_GIVEN INSTRUCTION_:
Your task is to extract the lines from the one holding "Convert this chart" through the end of the material. Set them down exactly and add nothing.

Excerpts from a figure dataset

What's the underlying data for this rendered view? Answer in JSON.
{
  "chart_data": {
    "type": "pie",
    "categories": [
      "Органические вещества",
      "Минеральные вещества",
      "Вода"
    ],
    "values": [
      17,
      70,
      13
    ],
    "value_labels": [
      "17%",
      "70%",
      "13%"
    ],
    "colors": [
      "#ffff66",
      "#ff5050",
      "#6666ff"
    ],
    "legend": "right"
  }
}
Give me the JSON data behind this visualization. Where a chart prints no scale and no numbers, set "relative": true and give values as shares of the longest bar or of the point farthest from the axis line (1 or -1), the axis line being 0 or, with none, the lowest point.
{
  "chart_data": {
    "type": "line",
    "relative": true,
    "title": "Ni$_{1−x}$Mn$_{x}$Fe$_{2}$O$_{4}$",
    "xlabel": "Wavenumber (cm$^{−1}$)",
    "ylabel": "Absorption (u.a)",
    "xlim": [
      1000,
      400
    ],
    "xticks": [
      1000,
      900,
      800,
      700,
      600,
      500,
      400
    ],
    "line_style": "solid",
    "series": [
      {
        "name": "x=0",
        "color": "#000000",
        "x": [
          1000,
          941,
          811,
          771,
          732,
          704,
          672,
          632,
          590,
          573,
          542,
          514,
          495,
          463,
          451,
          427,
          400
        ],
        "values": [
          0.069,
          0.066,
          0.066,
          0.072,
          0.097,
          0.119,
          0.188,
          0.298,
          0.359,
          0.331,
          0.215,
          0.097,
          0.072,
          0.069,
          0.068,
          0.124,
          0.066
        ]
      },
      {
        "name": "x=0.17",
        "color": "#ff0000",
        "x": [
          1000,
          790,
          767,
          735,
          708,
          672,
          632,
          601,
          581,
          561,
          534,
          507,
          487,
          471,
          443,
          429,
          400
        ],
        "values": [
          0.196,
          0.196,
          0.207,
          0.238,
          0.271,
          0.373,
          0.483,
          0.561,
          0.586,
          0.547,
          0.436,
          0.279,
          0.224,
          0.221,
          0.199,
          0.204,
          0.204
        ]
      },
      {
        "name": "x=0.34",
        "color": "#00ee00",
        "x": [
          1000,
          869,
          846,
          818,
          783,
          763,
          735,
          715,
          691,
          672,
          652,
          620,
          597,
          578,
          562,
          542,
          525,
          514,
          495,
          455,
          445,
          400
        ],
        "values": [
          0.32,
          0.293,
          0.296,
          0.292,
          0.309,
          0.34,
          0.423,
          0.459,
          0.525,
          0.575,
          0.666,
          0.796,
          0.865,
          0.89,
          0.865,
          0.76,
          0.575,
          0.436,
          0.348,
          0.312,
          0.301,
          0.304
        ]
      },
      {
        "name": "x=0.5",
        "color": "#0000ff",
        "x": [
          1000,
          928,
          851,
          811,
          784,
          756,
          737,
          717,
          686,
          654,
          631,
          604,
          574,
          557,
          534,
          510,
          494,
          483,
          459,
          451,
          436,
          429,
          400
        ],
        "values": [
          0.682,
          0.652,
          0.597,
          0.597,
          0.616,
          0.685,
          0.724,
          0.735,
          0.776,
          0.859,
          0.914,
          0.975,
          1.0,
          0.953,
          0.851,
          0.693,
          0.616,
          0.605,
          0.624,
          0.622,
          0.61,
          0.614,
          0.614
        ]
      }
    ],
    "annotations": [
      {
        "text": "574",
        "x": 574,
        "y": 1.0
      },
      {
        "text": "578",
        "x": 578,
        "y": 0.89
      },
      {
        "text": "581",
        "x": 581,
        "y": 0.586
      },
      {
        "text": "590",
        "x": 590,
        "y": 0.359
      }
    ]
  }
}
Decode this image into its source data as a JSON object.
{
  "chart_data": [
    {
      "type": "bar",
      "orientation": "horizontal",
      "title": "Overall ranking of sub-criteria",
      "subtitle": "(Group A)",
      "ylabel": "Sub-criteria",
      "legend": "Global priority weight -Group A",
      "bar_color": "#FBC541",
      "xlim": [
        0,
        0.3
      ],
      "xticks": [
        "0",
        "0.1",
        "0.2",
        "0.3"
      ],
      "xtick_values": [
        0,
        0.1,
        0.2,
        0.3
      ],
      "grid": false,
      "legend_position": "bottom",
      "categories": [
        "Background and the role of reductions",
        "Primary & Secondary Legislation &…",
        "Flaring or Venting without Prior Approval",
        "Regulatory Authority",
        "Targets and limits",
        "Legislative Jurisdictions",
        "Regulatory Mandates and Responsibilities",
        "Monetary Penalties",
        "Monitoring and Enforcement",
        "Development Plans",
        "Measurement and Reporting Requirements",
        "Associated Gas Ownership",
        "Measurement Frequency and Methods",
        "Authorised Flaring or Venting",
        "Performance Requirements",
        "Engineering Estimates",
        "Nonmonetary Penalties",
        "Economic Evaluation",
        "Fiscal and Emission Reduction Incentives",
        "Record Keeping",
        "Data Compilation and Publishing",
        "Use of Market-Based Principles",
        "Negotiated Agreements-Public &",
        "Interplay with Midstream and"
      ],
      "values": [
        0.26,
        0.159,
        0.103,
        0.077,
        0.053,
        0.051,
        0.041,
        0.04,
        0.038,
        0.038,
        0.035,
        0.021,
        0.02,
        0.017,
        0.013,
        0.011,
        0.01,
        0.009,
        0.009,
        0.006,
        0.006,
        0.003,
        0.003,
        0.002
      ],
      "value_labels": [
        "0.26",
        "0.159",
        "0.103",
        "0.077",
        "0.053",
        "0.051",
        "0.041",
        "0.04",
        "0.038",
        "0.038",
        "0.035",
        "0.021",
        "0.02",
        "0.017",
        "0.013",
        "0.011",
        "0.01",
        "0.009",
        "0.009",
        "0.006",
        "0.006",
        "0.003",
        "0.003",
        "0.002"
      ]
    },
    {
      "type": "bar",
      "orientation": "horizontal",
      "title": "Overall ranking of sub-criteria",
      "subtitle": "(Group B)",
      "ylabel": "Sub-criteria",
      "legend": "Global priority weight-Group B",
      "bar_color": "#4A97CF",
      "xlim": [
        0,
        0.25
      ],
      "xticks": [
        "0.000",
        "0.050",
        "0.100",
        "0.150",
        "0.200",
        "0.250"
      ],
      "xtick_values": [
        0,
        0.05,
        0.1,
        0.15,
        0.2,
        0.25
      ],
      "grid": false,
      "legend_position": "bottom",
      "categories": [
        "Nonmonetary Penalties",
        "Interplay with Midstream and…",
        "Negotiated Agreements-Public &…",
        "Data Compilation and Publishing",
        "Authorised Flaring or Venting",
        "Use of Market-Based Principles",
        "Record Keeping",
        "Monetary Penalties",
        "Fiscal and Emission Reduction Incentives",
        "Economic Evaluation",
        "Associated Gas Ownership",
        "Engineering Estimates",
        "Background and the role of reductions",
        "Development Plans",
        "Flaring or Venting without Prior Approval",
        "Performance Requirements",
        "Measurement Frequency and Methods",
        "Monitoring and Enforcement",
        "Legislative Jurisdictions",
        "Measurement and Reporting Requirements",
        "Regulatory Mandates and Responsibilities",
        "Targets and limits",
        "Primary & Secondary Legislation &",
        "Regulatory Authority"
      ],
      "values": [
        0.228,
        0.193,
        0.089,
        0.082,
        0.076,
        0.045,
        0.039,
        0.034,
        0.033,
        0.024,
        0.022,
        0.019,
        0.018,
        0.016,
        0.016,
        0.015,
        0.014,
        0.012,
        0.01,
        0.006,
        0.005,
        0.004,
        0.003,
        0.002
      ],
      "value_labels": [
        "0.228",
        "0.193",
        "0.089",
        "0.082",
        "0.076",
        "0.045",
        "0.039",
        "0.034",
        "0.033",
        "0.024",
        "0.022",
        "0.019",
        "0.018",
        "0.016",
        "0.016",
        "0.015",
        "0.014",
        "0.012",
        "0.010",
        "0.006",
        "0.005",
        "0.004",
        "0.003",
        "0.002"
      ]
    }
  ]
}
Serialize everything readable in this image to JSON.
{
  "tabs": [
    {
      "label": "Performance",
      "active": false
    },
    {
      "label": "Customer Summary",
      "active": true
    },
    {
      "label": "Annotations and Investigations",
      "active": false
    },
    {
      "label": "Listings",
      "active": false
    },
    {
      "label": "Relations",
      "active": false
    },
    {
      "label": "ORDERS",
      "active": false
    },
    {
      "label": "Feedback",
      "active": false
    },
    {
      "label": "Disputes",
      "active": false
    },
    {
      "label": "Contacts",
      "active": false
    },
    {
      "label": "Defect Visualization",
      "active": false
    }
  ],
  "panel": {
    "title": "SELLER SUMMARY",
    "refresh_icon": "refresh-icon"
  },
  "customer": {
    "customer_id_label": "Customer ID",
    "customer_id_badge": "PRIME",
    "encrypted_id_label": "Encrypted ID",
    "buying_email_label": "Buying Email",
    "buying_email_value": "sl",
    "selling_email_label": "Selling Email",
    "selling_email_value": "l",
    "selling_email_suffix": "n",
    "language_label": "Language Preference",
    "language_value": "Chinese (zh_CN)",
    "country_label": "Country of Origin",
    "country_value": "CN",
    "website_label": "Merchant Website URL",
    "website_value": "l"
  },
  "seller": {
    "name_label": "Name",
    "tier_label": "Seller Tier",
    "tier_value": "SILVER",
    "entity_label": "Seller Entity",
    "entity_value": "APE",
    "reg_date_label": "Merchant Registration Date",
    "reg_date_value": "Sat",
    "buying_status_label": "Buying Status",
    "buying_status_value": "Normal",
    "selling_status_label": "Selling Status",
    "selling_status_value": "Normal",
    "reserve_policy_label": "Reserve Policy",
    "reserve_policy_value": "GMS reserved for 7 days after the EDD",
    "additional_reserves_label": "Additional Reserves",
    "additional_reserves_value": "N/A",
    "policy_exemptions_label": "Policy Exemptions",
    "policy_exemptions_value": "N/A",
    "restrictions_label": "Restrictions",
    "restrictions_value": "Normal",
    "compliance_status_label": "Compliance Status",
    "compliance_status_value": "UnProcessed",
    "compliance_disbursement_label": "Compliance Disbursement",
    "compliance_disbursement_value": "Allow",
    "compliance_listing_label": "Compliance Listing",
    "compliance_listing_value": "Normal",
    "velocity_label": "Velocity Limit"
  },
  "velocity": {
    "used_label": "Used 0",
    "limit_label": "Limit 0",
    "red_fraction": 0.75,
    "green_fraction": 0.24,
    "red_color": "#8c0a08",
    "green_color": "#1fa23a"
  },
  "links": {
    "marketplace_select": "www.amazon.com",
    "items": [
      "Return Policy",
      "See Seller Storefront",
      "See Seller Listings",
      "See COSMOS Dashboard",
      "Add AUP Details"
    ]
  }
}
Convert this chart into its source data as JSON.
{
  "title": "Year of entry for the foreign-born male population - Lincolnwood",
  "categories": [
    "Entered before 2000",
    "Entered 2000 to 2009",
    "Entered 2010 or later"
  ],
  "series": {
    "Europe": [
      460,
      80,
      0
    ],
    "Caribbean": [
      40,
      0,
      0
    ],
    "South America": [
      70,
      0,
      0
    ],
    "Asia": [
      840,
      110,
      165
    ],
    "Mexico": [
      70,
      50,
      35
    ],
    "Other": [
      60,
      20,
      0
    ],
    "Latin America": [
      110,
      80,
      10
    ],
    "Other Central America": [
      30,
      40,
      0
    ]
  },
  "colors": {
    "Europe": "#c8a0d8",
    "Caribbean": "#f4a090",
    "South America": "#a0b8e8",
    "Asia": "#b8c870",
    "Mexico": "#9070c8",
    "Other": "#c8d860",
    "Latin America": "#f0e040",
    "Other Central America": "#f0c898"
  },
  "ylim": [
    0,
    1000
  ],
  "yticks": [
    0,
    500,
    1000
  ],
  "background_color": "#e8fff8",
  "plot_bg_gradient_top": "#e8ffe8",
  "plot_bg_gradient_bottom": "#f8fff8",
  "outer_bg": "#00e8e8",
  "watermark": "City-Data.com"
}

_EXERCISE RESPONSE_:
Convert this chart into its source data as JSON.
{
  "title": "Year of entry for the foreign-born male population - Lincolnwood",
  "categories": [
    "Entered before 2000",
    "Entered 2000 to 2009",
    "Entered 2010 or later"
  ],
  "series": {
    "Europe": [
      460,
      80,
      0
    ],
    "Caribbean": [
      40,
      0,
      0
    ],
    "South America": [
      70,
      0,
      0
    ],
    "Asia": [
      840,
      110,
      165
    ],
    "Mexico": [
      70,
      50,
      35
    ],
    "Other": [
      60,
      20,
      0
    ],
    "Latin America": [
      110,
      80,
      10
    ],
    "Other Central America": [
      30,
      40,
      0
    ]
  },
  "colors": {
    "Europe": "#c8a0d8",
    "Caribbean": "#f4a090",
    "South America": "#a0b8e8",
    "Asia": "#b8c870",
    "Mexico": "#9070c8",
    "Other": "#c8d860",
    "Latin America": "#f0e040",
    "Other Central America": "#f0c898"
  },
  "ylim": [
    0,
    1000
  ],
  "yticks": [
    0,
    500,
    1000
  ],
  "background_color": "#e8fff8",
  "plot_bg_gradient_top": "#e8ffe8",
  "plot_bg_gradient_bottom": "#f8fff8",
  "outer_bg": "#00e8e8",
  "watermark": "City-Data.com"
}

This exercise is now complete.